* Given problem *
Check every line below for the word "Number" and copy the ones that have it.

* Available data *

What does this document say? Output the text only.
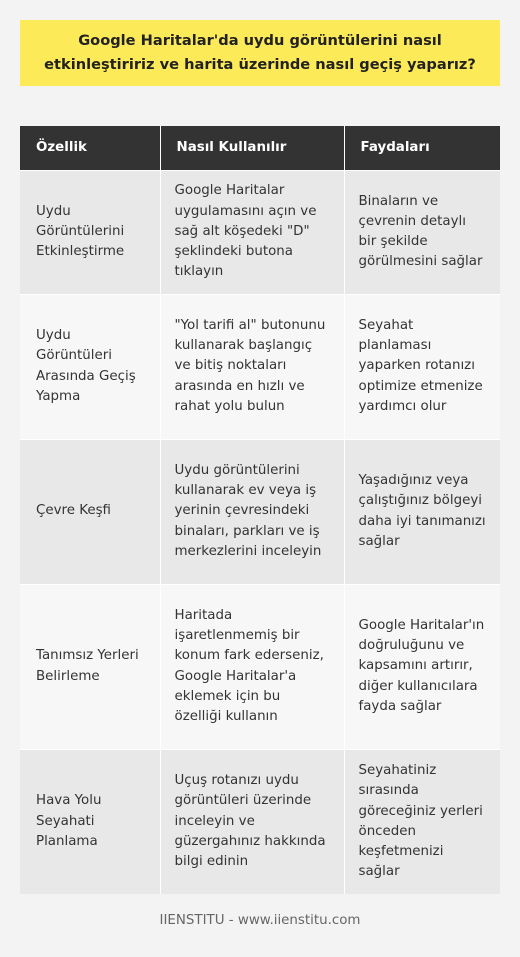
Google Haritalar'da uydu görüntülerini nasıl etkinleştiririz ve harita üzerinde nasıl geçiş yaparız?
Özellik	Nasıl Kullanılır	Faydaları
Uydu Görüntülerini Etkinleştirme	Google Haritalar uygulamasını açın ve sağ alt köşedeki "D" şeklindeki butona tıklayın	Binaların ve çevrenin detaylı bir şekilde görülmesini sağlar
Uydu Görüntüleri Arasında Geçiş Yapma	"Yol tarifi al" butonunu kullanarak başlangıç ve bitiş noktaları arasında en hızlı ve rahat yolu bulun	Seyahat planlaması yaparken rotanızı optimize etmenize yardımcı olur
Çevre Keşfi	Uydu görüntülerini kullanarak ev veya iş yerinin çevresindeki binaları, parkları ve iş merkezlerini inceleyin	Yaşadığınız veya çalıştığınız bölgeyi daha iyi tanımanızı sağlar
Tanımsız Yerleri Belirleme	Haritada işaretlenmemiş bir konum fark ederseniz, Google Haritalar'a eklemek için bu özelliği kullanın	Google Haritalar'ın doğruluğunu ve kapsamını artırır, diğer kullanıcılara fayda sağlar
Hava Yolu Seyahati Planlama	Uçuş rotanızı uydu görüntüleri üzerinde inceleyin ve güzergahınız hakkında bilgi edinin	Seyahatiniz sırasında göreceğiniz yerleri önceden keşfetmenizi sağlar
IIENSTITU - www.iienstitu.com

--

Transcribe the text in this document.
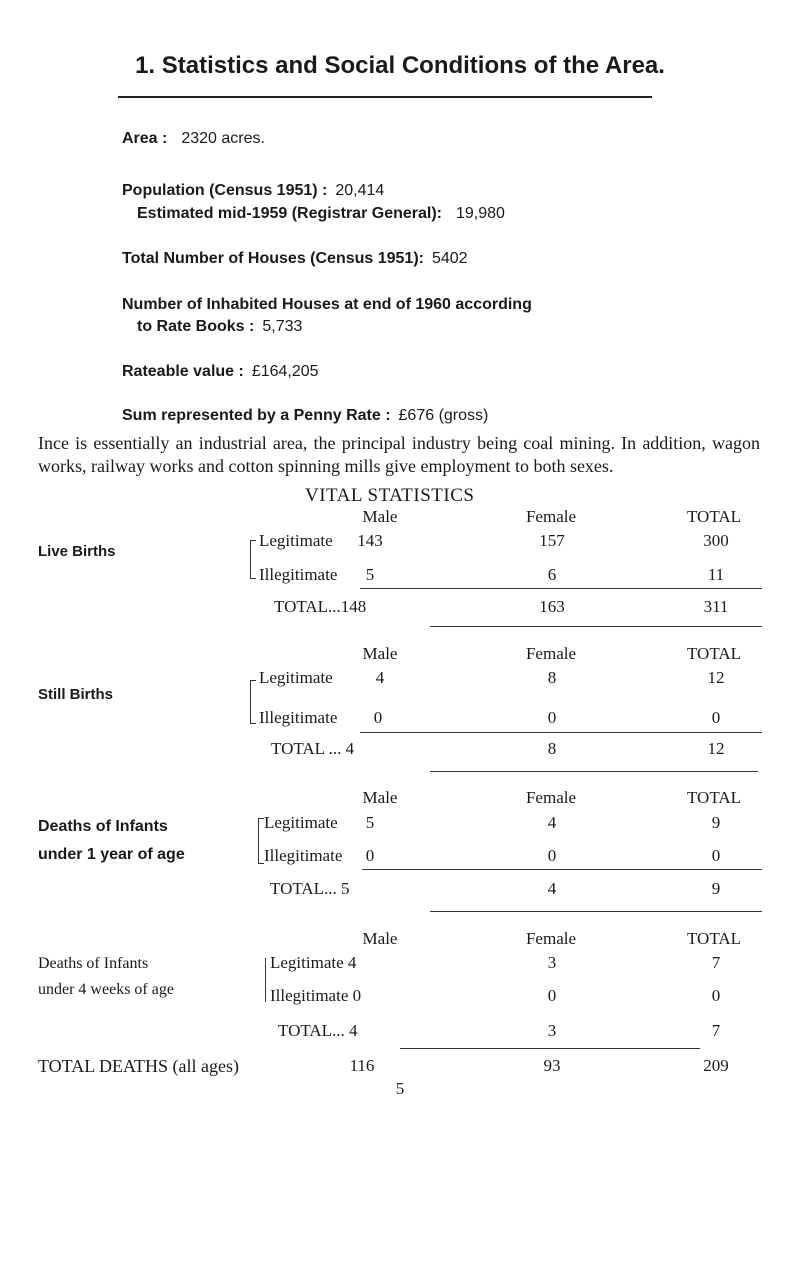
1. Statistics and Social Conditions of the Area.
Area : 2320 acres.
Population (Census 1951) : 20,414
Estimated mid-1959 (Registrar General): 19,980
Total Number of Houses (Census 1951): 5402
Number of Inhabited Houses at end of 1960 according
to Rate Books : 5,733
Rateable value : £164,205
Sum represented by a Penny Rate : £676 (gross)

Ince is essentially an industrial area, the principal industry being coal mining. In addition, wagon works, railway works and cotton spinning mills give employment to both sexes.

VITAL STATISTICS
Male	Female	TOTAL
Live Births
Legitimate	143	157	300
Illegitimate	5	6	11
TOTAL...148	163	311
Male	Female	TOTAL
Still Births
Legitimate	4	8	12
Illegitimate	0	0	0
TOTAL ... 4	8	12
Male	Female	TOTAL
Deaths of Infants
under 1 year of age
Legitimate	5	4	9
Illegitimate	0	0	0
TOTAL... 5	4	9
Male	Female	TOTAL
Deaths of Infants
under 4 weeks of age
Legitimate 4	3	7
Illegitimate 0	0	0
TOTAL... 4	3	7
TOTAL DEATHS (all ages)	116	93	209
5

--

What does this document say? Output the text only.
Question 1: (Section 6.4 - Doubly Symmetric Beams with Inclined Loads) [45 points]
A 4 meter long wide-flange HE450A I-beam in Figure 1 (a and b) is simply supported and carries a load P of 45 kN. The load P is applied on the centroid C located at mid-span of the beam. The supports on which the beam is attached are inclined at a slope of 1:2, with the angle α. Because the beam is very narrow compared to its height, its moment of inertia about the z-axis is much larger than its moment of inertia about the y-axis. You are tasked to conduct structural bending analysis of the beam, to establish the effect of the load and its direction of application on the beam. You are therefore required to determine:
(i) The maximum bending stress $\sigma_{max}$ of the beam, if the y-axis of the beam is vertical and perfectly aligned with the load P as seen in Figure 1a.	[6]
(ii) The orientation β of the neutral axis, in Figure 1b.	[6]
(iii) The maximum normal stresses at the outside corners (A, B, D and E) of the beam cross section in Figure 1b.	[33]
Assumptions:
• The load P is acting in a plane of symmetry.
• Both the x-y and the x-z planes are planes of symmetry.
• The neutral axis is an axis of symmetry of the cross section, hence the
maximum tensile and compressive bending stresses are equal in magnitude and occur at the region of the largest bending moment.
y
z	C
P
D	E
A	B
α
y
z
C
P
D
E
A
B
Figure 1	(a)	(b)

* Reply *
Total Number of Houses (Census 1951): 5402
Number of Inhabited Houses at end of 1960 according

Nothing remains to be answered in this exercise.